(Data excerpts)
--------
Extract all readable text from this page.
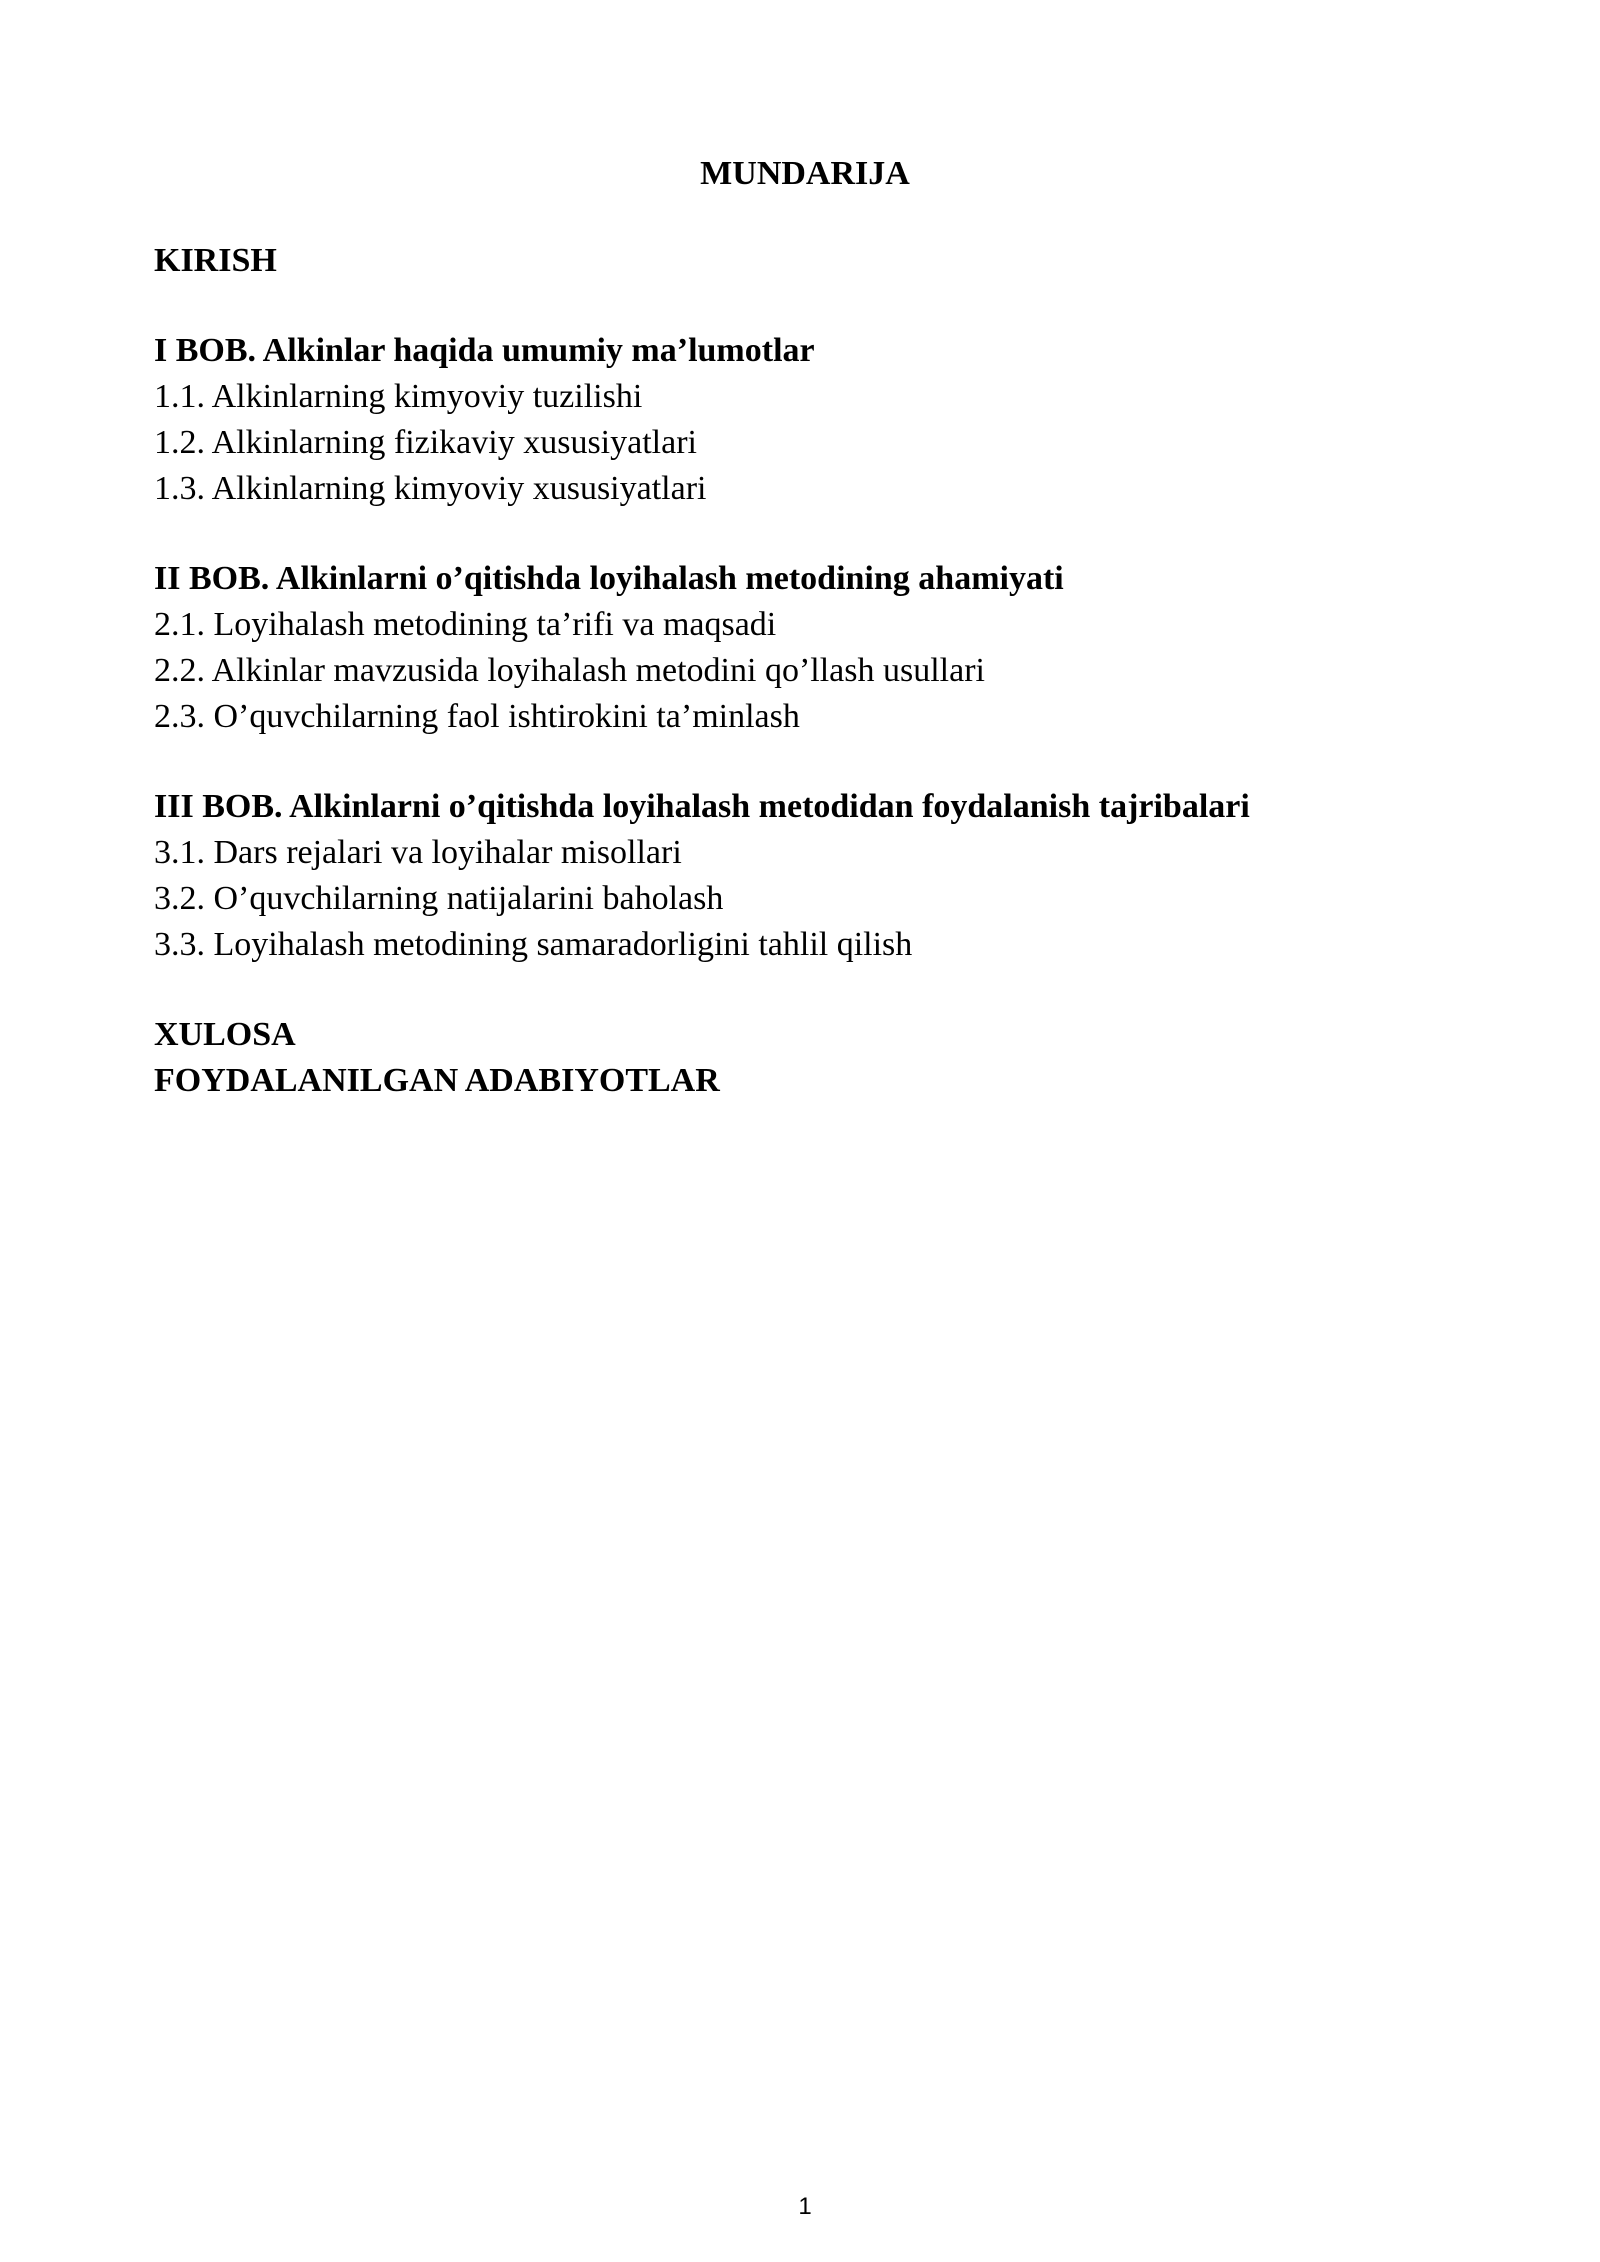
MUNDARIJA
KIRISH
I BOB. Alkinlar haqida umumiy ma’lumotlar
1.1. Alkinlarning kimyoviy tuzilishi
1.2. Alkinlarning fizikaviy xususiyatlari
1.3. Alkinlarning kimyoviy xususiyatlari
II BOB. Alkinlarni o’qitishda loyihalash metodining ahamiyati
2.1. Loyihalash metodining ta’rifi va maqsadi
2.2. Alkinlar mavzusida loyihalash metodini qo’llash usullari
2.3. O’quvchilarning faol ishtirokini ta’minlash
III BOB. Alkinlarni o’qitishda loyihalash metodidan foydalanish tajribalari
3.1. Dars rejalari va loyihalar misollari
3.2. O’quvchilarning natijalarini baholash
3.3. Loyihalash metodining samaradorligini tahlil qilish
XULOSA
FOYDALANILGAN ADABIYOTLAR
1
--------
Task objective
Restate the entire listing word for word, excluding pictures.

Final answer
Extract all readable text from this page.
MUNDARIJA
KIRISH
I BOB. Alkinlar haqida umumiy ma’lumotlar
1.1. Alkinlarning kimyoviy tuzilishi
1.2. Alkinlarning fizikaviy xususiyatlari
1.3. Alkinlarning kimyoviy xususiyatlari
II BOB. Alkinlarni o’qitishda loyihalash metodining ahamiyati
2.1. Loyihalash metodining ta’rifi va maqsadi
2.2. Alkinlar mavzusida loyihalash metodini qo’llash usullari
2.3. O’quvchilarning faol ishtirokini ta’minlash
III BOB. Alkinlarni o’qitishda loyihalash metodidan foydalanish tajribalari
3.1. Dars rejalari va loyihalar misollari
3.2. O’quvchilarning natijalarini baholash
3.3. Loyihalash metodining samaradorligini tahlil qilish
XULOSA
FOYDALANILGAN ADABIYOTLAR
1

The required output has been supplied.